Retype the records below exactly as they appear, but leave out any pictures.

[Extracted records]
━━━
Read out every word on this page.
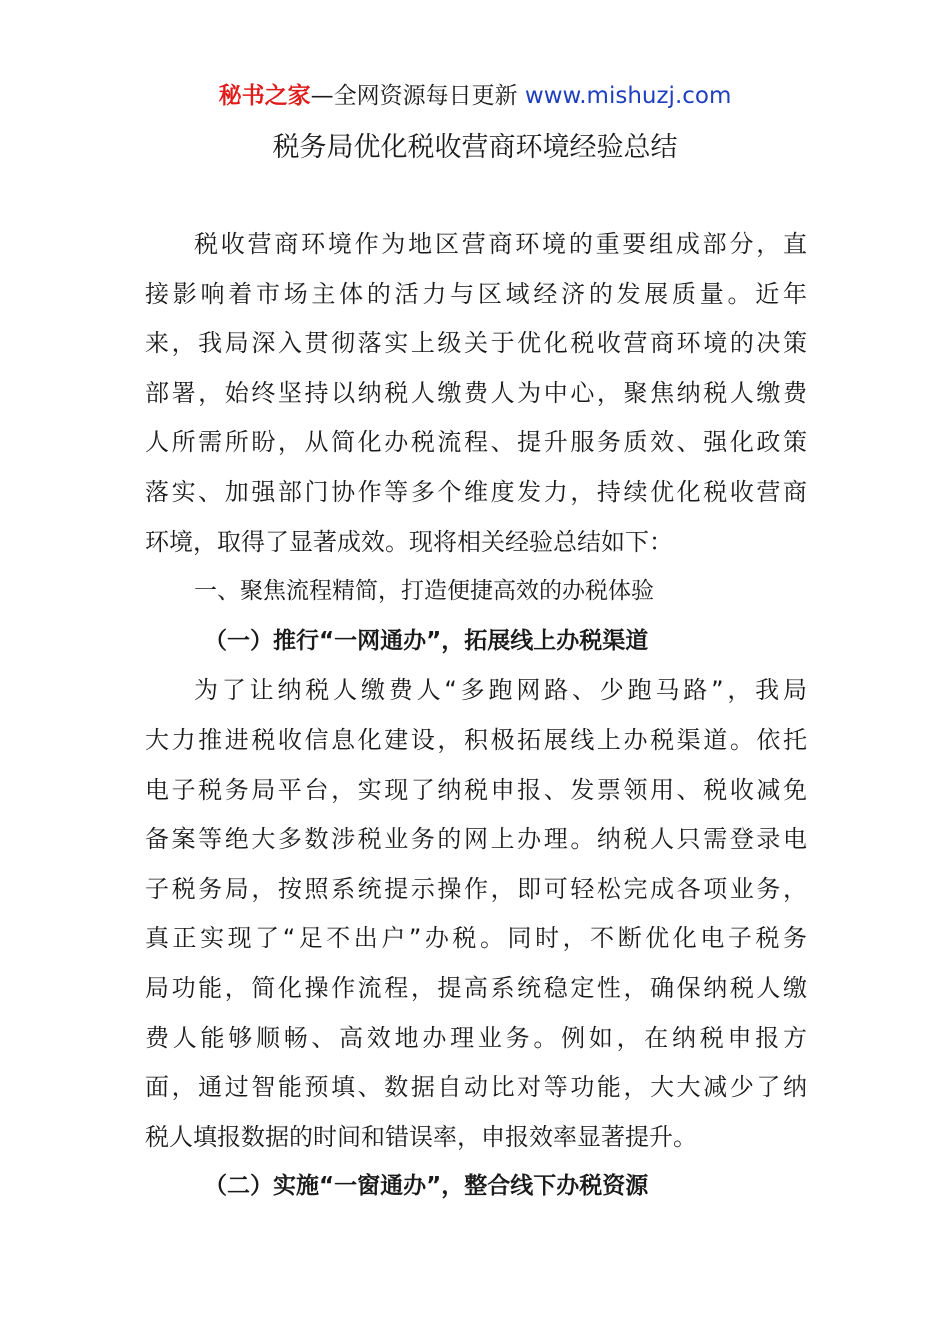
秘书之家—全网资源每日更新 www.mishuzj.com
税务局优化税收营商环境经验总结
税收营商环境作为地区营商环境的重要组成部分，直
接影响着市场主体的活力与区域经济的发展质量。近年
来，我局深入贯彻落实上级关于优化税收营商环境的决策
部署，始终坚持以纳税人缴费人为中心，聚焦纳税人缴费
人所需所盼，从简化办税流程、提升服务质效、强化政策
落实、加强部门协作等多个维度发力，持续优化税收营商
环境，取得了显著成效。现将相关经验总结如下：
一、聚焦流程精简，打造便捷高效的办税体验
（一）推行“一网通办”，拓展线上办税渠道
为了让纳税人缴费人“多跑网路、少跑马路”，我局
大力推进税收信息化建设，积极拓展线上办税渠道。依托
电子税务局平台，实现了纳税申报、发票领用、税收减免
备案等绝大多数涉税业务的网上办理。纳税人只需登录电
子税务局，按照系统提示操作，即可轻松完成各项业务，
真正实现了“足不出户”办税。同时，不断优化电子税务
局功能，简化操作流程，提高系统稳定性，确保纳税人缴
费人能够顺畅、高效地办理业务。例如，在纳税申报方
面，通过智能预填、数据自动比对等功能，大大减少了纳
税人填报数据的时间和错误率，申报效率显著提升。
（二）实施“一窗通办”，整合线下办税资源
━━━
## RESULT OF THE EXERCISE
Read out every word on this page.
秘书之家—全网资源每日更新 www.mishuzj.com
税务局优化税收营商环境经验总结
税收营商环境作为地区营商环境的重要组成部分，直
接影响着市场主体的活力与区域经济的发展质量。近年
来，我局深入贯彻落实上级关于优化税收营商环境的决策
部署，始终坚持以纳税人缴费人为中心，聚焦纳税人缴费
人所需所盼，从简化办税流程、提升服务质效、强化政策
落实、加强部门协作等多个维度发力，持续优化税收营商
环境，取得了显著成效。现将相关经验总结如下：
一、聚焦流程精简，打造便捷高效的办税体验
（一）推行“一网通办”，拓展线上办税渠道
为了让纳税人缴费人“多跑网路、少跑马路”，我局
大力推进税收信息化建设，积极拓展线上办税渠道。依托
电子税务局平台，实现了纳税申报、发票领用、税收减免
备案等绝大多数涉税业务的网上办理。纳税人只需登录电
子税务局，按照系统提示操作，即可轻松完成各项业务，
真正实现了“足不出户”办税。同时，不断优化电子税务
局功能，简化操作流程，提高系统稳定性，确保纳税人缴
费人能够顺畅、高效地办理业务。例如，在纳税申报方
面，通过智能预填、数据自动比对等功能，大大减少了纳
税人填报数据的时间和错误率，申报效率显著提升。
（二）实施“一窗通办”，整合线下办税资源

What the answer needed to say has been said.